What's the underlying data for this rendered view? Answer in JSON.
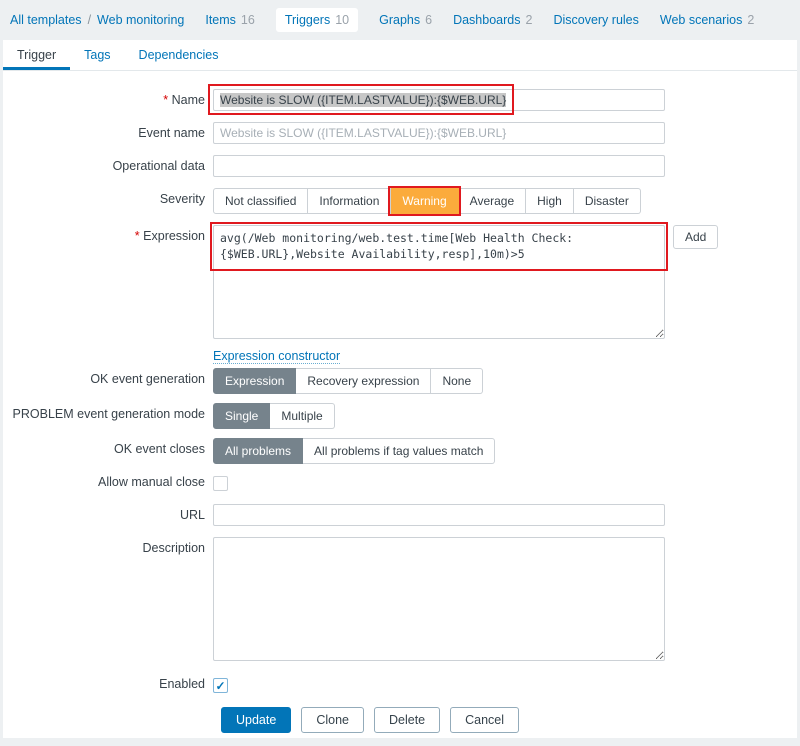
{
  "topnav": {
    "breadcrumb": {
      "items": [
        "All templates",
        "Web monitoring"
      ],
      "separator": "/"
    },
    "nav": [
      {
        "label": "Items",
        "count": "16"
      },
      {
        "label": "Triggers",
        "count": "10"
      },
      {
        "label": "Graphs",
        "count": "6"
      },
      {
        "label": "Dashboards",
        "count": "2"
      },
      {
        "label": "Discovery rules",
        "count": ""
      },
      {
        "label": "Web scenarios",
        "count": "2"
      }
    ]
  },
  "tabs": [
    {
      "label": "Trigger"
    },
    {
      "label": "Tags"
    },
    {
      "label": "Dependencies"
    }
  ],
  "form": {
    "required_marker": "*",
    "name": {
      "label": "Name",
      "value": "Website is SLOW ({ITEM.LASTVALUE}):{$WEB.URL}"
    },
    "event_name": {
      "label": "Event name",
      "placeholder": "Website is SLOW ({ITEM.LASTVALUE}):{$WEB.URL}"
    },
    "operational_data": {
      "label": "Operational data",
      "value": ""
    },
    "severity": {
      "label": "Severity",
      "options": [
        "Not classified",
        "Information",
        "Warning",
        "Average",
        "High",
        "Disaster"
      ],
      "selected": "Warning"
    },
    "expression": {
      "label": "Expression",
      "value": "avg(/Web monitoring/web.test.time[Web Health Check:\n{$WEB.URL},Website Availability,resp],10m)>5",
      "add_button": "Add",
      "constructor_link": "Expression constructor"
    },
    "ok_event_generation": {
      "label": "OK event generation",
      "options": [
        "Expression",
        "Recovery expression",
        "None"
      ],
      "selected": "Expression"
    },
    "problem_event_mode": {
      "label": "PROBLEM event generation mode",
      "options": [
        "Single",
        "Multiple"
      ],
      "selected": "Single"
    },
    "ok_event_closes": {
      "label": "OK event closes",
      "options": [
        "All problems",
        "All problems if tag values match"
      ],
      "selected": "All problems"
    },
    "allow_manual_close": {
      "label": "Allow manual close",
      "checked": false
    },
    "url": {
      "label": "URL",
      "value": ""
    },
    "description": {
      "label": "Description",
      "value": ""
    },
    "enabled": {
      "label": "Enabled",
      "checked": true,
      "checkmark": "✓"
    },
    "footer": {
      "update": "Update",
      "clone": "Clone",
      "delete": "Delete",
      "cancel": "Cancel"
    }
  },
  "colors": {
    "accent_blue": "#0275b8",
    "selected_gray": "#76838c",
    "warning_orange": "#fbab3c",
    "annotation_red": "#e0191f"
  }
}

**********

## Exercise
Copy out the data above exactly, except the pictures.

## Result of the task
What's the underlying data for this rendered view? Answer in JSON.
{
  "topnav": {
    "breadcrumb": {
      "items": [
        "All templates",
        "Web monitoring"
      ],
      "separator": "/"
    },
    "nav": [
      {
        "label": "Items",
        "count": "16"
      },
      {
        "label": "Triggers",
        "count": "10"
      },
      {
        "label": "Graphs",
        "count": "6"
      },
      {
        "label": "Dashboards",
        "count": "2"
      },
      {
        "label": "Discovery rules",
        "count": ""
      },
      {
        "label": "Web scenarios",
        "count": "2"
      }
    ]
  },
  "tabs": [
    {
      "label": "Trigger"
    },
    {
      "label": "Tags"
    },
    {
      "label": "Dependencies"
    }
  ],
  "form": {
    "required_marker": "*",
    "name": {
      "label": "Name",
      "value": "Website is SLOW ({ITEM.LASTVALUE}):{$WEB.URL}"
    },
    "event_name": {
      "label": "Event name",
      "placeholder": "Website is SLOW ({ITEM.LASTVALUE}):{$WEB.URL}"
    },
    "operational_data": {
      "label": "Operational data",
      "value": ""
    },
    "severity": {
      "label": "Severity",
      "options": [
        "Not classified",
        "Information",
        "Warning",
        "Average",
        "High",
        "Disaster"
      ],
      "selected": "Warning"
    },
    "expression": {
      "label": "Expression",
      "value": "avg(/Web monitoring/web.test.time[Web Health Check:\n{$WEB.URL},Website Availability,resp],10m)>5",
      "add_button": "Add",
      "constructor_link": "Expression constructor"
    },
    "ok_event_generation": {
      "label": "OK event generation",
      "options": [
        "Expression",
        "Recovery expression",
        "None"
      ],
      "selected": "Expression"
    },
    "problem_event_mode": {
      "label": "PROBLEM event generation mode",
      "options": [
        "Single",
        "Multiple"
      ],
      "selected": "Single"
    },
    "ok_event_closes": {
      "label": "OK event closes",
      "options": [
        "All problems",
        "All problems if tag values match"
      ],
      "selected": "All problems"
    },
    "allow_manual_close": {
      "label": "Allow manual close",
      "checked": false
    },
    "url": {
      "label": "URL",
      "value": ""
    },
    "description": {
      "label": "Description",
      "value": ""
    },
    "enabled": {
      "label": "Enabled",
      "checked": true,
      "checkmark": "✓"
    },
    "footer": {
      "update": "Update",
      "clone": "Clone",
      "delete": "Delete",
      "cancel": "Cancel"
    }
  },
  "colors": {
    "accent_blue": "#0275b8",
    "selected_gray": "#76838c",
    "warning_orange": "#fbab3c",
    "annotation_red": "#e0191f"
  }
}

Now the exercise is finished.